### Your goal
Of the lines in this material, how many contain "China"? Answer with a single number only.
....
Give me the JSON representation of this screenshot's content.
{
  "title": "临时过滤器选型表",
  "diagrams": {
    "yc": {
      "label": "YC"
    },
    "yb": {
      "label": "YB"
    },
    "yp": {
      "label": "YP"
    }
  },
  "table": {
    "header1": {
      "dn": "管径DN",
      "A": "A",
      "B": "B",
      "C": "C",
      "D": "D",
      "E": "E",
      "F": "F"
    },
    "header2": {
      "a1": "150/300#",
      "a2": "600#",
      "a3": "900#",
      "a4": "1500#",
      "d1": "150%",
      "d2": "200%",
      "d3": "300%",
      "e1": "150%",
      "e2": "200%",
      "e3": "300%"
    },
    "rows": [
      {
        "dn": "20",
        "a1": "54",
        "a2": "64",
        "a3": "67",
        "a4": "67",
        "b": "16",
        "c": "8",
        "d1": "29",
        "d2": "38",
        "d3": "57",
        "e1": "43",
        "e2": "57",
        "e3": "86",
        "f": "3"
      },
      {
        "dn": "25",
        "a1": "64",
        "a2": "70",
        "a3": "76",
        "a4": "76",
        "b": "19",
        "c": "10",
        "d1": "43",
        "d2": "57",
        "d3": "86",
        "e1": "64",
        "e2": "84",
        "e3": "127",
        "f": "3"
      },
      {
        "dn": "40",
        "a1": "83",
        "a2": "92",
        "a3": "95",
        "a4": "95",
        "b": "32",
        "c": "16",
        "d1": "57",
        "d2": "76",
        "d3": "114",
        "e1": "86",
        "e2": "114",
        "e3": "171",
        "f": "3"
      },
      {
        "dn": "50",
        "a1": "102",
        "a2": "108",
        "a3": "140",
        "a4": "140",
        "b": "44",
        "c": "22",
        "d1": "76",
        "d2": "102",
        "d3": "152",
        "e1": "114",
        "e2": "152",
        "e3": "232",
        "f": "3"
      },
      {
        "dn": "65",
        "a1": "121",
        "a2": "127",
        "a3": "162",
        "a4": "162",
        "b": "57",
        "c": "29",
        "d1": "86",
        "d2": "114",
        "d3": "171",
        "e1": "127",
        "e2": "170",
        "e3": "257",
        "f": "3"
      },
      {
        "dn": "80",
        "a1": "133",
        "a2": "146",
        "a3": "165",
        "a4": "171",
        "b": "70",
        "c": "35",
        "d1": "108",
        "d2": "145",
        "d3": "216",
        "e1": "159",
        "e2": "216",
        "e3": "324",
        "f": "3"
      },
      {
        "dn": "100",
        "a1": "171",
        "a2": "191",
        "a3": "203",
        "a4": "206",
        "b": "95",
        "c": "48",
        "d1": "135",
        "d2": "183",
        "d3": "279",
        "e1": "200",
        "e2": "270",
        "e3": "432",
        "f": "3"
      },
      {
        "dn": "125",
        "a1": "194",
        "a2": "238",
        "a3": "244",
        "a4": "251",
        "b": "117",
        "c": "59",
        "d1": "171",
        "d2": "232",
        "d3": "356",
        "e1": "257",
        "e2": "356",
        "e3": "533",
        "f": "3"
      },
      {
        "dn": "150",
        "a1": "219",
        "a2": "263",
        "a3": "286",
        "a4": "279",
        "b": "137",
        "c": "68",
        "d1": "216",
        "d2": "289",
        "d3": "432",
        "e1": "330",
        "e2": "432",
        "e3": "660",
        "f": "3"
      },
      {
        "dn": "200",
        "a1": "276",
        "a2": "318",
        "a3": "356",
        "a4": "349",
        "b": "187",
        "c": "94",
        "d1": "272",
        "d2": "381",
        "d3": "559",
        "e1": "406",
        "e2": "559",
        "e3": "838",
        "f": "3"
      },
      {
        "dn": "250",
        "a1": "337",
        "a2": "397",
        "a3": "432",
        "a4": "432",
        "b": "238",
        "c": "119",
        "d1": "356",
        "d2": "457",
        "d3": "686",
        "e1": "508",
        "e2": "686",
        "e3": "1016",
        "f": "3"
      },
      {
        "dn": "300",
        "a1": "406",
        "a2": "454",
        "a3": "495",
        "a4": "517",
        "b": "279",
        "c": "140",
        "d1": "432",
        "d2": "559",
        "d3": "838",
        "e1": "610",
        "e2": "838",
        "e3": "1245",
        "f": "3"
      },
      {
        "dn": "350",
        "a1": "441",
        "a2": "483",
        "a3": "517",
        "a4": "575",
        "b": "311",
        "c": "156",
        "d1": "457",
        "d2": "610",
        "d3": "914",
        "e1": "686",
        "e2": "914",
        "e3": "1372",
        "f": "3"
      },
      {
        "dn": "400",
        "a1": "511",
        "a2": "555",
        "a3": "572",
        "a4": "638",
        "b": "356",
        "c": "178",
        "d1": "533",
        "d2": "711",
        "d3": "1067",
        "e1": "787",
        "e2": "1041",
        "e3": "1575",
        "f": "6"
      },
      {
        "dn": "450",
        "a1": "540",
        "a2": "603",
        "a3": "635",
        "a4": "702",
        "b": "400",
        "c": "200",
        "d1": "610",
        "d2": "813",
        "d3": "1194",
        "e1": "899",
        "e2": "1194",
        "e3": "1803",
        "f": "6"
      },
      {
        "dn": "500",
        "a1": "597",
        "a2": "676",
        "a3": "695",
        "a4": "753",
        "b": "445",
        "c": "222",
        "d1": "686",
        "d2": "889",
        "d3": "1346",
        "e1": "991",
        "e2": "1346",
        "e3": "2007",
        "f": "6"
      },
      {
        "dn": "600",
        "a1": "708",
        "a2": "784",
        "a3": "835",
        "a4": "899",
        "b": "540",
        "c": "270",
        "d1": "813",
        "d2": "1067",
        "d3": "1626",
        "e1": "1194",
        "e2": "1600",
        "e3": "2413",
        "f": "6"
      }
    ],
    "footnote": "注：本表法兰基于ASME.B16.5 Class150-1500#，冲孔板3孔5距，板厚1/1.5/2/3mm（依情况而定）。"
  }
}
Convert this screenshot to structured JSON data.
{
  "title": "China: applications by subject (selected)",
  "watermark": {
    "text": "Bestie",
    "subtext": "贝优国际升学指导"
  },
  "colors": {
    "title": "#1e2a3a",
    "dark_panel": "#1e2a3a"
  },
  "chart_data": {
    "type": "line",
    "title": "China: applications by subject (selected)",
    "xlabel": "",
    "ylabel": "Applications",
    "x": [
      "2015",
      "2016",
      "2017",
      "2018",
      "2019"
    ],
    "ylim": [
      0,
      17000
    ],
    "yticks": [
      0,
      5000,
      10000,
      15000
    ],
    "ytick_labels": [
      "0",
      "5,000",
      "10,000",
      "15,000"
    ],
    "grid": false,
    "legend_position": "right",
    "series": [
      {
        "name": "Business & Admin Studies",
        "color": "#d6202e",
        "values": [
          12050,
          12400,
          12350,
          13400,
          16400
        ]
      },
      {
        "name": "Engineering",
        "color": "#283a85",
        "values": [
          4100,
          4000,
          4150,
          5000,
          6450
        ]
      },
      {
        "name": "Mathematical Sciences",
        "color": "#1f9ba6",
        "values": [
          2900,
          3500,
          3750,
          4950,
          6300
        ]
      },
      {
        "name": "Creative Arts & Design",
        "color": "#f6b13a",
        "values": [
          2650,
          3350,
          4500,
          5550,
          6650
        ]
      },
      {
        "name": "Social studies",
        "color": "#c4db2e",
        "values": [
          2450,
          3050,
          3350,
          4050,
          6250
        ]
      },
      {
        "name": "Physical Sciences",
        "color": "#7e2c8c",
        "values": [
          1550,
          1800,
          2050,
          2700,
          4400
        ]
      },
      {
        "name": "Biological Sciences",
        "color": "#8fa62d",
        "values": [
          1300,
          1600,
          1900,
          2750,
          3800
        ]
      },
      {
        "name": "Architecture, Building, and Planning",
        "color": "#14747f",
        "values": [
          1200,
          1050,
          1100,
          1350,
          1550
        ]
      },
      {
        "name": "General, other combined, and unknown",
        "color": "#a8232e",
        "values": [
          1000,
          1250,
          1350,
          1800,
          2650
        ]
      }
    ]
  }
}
....
### Right answer
2